> _TRECHO PARA LEITURA_:
= = = = =

O presente projeto de pesquisa tem como tema a flexibilização/precarização das relações de trabalho, em decorrência da modificação dos institutos e do próprio direito do trabalho.


A escolha do tema é decorrente da tentativa de compreender este novo sistema de relações de trabalho que visa transpor a intervenção estatal e estimular a negociação coletiva com o fim de promover competitividade das empresas e redução dos custos da produção, a qualquer custo.


Além disto, pretende-se averiguar os efeitos da referida flexibilização, com destaque à precarização, diante do conceito de igualdade substancial e do princípio protecionista que norteia as relações juslaborais.


Ante ao exposto, é de extrema revelância a análise minuciosa deste tema, pois além de ter aplicabilidade recente, é polemico, e capaz de proporcionar diferentes posicionamentos.


MARCO TEÓRICO


Segundo José Francisco Siqueira Neto, a flexibilização do direito do trabalho “consubstancia-se no conjunto de medidas destinas a afrouxar, adaptar ou eliminar direitos trabalhistas de acordo com a realidade econômica e produtiva”. Em seguida, esclarece que:


“A flexibilização do direito do trabalho é também entendida como um instrumento de adaptação rápida do mercado de trabalho. Neste sentido é concebida como a parte integrante do processo maior de flexibilização do mercado de trabalho, consistente no conjunto de medidas destinadas a dotar o direito laboral de novos mecanismos capazes de compatibilizá-lo com as mutações decorrentes de fatores de ordem econômica, tecnológica ou de natureza diversa exigentes de pronto ajustamento”.[1]


Márcio Túlio Viana, após destacar que o mundo pós-moderno se submete à diversidade, procurando soluções pragmáticas, registra que:


“O slogan tem certo charme e causa impacto (…). O verbo é também simpático: passa a idéia de inovação, abertura, modernidade. Afinal, o contrário de flexível é inflexível. Faz pensar em ditadura, mente estreita, preconceito. O problema é que o verbo se tornou irregular, nem sempre se conjuga com todos os pronomes. O capital ordena: flexibilizem!. Mas se recusa a dizer: flexibilizo!.” [2]


Para Pierre Bourdieu, a flexibilização unilateral por parte do empregado justifica-se pela precariedade que está por toda a parte, dando aos trabalhadores a impressão de que são, facilmente, substituíveis e que estão ameaçados pela perda do emprego. E diante disto:


“A precariedade atua diretamente sobre aqueles que ela afeta e indiretamente sobre todos os outros pelo temor que ela suscita e que é metodicamente explorado pelas estratégias de precarização, com a introdução da famosa “flexibilidade”. Começa-se assim a suspeitar que a precariedade é o produto de uma vontade política, e não de uma fatalidade econômica, identificada com a famosa “mundialização”.[3]


Diante da existência do binômio flexibilidade/precarização é que se pretende compreender como tais institutos são percebidos pelos diferentes pensadores e abordar as mudanças das relações de trabalho no Brasil, reflexos do pensamento neoliberal e da modificação do direito do trabalho.

= = = = =

> _DADOS DOS REGISTROS_:
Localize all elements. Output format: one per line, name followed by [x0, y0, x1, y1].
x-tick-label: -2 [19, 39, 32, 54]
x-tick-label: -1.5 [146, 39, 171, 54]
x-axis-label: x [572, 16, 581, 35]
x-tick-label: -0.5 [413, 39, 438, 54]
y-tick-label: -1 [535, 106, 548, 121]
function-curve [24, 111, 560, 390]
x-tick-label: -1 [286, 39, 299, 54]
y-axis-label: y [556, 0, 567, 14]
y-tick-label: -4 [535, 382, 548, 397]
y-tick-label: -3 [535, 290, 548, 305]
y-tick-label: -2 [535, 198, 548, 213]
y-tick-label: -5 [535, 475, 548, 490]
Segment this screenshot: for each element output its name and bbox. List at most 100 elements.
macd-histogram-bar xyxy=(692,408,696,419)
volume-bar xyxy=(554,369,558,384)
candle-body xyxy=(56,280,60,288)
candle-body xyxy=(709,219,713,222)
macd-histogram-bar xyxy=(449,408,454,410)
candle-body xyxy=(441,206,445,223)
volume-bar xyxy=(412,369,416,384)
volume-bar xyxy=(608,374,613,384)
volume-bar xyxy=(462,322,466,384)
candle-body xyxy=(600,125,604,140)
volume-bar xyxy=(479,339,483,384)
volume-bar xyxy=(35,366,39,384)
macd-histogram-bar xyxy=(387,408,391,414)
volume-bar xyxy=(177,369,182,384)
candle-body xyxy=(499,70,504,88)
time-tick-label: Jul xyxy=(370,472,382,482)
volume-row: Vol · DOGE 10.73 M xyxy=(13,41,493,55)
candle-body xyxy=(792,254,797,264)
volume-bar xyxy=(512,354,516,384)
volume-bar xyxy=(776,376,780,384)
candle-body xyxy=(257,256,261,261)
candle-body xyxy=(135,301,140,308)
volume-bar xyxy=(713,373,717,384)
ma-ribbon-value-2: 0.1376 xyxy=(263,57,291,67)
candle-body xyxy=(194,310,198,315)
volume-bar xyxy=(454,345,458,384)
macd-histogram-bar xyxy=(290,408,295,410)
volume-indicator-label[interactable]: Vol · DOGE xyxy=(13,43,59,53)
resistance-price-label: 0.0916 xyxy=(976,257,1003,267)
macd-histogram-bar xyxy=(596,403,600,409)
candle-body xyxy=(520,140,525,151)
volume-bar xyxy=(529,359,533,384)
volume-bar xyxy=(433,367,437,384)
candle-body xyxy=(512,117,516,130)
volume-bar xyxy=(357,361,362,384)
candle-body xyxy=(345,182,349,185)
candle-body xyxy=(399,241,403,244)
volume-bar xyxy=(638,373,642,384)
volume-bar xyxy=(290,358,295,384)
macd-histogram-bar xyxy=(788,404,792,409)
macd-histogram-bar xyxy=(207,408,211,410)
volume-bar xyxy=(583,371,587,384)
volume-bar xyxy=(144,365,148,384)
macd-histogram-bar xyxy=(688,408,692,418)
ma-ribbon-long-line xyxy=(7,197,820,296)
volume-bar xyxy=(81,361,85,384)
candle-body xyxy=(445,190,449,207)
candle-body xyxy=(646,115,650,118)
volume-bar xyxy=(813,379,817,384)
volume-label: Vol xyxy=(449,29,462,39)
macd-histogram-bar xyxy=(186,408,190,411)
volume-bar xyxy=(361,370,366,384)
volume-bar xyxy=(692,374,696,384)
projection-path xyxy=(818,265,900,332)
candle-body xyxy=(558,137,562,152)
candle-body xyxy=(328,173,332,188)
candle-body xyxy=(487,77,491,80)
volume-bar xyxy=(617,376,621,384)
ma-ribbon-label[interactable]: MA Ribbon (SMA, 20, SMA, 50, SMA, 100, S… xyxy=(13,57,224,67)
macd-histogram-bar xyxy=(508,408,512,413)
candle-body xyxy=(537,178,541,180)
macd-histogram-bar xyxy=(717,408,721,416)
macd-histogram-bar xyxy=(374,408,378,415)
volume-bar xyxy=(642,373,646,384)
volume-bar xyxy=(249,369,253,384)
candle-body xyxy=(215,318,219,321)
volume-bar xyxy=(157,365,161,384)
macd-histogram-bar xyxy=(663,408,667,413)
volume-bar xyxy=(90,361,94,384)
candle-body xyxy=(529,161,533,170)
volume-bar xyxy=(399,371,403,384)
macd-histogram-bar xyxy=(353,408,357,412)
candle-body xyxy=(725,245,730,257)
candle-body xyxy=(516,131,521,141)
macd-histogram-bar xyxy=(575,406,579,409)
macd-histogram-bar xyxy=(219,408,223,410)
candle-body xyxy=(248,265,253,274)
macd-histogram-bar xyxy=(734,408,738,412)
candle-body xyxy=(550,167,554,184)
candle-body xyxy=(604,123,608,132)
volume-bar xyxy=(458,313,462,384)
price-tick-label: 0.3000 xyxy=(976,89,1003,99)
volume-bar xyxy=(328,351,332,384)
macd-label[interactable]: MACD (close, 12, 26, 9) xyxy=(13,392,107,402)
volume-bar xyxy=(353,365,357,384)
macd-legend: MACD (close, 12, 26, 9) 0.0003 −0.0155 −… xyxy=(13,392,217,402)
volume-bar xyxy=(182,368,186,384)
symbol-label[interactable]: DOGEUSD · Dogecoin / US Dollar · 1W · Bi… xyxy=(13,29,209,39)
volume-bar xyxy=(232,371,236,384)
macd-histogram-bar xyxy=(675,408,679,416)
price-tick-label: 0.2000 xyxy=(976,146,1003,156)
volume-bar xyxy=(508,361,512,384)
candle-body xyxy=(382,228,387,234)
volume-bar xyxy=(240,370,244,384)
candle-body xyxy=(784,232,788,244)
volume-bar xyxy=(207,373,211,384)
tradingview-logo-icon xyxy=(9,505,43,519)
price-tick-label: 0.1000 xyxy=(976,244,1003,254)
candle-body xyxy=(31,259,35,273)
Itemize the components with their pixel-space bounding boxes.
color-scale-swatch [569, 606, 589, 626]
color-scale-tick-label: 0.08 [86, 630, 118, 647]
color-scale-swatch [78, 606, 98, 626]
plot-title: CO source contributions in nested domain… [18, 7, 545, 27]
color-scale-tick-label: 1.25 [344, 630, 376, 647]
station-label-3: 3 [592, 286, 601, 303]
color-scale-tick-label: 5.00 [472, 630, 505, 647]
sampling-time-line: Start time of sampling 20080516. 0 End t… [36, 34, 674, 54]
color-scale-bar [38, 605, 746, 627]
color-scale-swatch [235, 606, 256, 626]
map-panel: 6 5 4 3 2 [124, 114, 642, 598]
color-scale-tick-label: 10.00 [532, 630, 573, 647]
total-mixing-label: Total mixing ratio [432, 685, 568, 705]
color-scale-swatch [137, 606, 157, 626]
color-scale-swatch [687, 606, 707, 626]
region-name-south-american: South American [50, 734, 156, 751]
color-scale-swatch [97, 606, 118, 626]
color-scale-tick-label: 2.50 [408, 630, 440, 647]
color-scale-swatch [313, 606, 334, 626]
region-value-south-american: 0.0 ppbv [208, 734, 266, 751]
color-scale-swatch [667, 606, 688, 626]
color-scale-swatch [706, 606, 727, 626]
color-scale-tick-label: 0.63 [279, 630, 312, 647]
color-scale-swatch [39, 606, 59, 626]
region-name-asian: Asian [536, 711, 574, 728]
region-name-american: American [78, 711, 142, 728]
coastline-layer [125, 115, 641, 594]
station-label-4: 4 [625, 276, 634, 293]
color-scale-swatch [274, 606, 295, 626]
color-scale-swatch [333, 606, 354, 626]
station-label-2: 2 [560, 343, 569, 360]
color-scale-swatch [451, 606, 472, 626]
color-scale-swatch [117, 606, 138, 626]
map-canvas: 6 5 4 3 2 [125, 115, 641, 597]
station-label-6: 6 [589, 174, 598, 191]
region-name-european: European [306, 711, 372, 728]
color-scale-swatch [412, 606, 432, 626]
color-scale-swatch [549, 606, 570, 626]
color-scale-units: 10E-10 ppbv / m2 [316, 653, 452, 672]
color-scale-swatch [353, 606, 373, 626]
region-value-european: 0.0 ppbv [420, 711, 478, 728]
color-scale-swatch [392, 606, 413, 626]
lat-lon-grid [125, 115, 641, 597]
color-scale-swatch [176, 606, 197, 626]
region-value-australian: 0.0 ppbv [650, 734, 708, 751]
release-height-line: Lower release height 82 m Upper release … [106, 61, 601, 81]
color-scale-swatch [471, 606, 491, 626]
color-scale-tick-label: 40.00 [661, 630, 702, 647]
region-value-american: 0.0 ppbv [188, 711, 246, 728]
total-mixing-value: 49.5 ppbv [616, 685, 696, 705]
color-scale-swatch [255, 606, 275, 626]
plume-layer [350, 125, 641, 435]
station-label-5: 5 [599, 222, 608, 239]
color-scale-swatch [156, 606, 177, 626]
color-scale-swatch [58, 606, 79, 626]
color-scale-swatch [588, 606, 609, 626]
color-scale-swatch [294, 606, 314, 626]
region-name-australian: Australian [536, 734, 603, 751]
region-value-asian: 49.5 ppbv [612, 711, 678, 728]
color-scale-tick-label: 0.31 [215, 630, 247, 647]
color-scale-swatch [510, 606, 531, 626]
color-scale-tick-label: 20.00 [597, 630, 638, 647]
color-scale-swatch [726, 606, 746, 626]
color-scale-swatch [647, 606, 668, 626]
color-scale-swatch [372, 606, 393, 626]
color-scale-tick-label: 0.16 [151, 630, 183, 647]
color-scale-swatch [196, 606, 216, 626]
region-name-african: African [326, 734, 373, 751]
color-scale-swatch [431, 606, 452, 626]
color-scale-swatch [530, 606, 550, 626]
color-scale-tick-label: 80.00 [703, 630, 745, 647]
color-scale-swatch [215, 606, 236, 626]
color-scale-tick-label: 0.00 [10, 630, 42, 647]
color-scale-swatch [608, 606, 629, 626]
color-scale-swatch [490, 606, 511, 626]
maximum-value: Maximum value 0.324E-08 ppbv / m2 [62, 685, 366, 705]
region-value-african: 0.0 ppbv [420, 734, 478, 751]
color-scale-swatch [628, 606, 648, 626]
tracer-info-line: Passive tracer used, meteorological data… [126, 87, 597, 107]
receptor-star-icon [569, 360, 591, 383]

= = = = =

> _EXERCÍCIOS_:
1. Reproduza fielmente a parte do texto sobre a flexibilização do trabalho que se inicia com as palavras que contêm "O presente projeto" e se encerra em "próprio direito do trabalho.".
2. Prossiga com o texto sobre a flexibilização das relações de trabalho a partir do ponto em que ele termina.

> _RESULTADOS_:
1.
O presente projeto de pesquisa tem como tema a flexibilização/precarização das relações de trabalho, em decorrência da modificação dos institutos e do próprio direito do trabalho.

2.
FLEXIBILIZAÇÃO OU PRECARIZAÇÃO: QUAL A PALAVRA DE ORDEM?


A nova estruturação capitalista das últimas décadas, marcada pela globalização da economia, internacionalização dos mercados financeiros e crescente interação entre os países e povos, produziu iminentes reflexos no mercado de trabalho.


No plano econômico, projetou os seus efeitos na competitividade das empresas, na nova forma de organização da produção e das relações de trabalho, e, no investimento em face dos limites da intervenção estatal que é encarada como capaz de restringir a autonomia empresarial, aumentar os custos do desenvolvimento da atividade explorada, e, até mesmo, retardar o desenvolvimento da economia.


Neste contexto, fortaleceu-se o pensamento neoliberal – base ideológica da globalização – que apóia a desregulamentação, a flexibilização, bem como a eliminação de parte das normas trabalhistas. A principal justificativa para tanto é a necessidade de adaptação dos países ao mundo globalizado, ou seja, a adequação à tendência predominante de garantir a competitividade do mercado a qualquer custo.


A principal justificativa para a solução oferecida pelo pensamento neoliberal de transpor a intervenção e regulação do Estado é a necessidade de adaptação dos países ao mundo globalizado, a fim de garantir a competitividade de mercado, a qualquer custo.


No caso do Brasil, o sistema de relações de trabalho, apesar das várias mudanças a que já foi submetido, ainda, é considerado, mundialmente, como rígido, com fortes marcas do intervencionismo estatal e, portanto, com dificuldades para atender, por hora, a dinâmica do mercado internacional.


Ocorre, entretanto, que no Brasil a flexibilização das relações de trabalho não se traduz em um fenômeno recente, mas, ao contrário disto, data do período militar, que foi, posteriormente, retomado no governo de Fernando Henrique Cardoso através de reformas que visavam reduzir o custo da produção, com o fim do produto brasileiro ganhar competitividade internacional, tomando com paradigma a China.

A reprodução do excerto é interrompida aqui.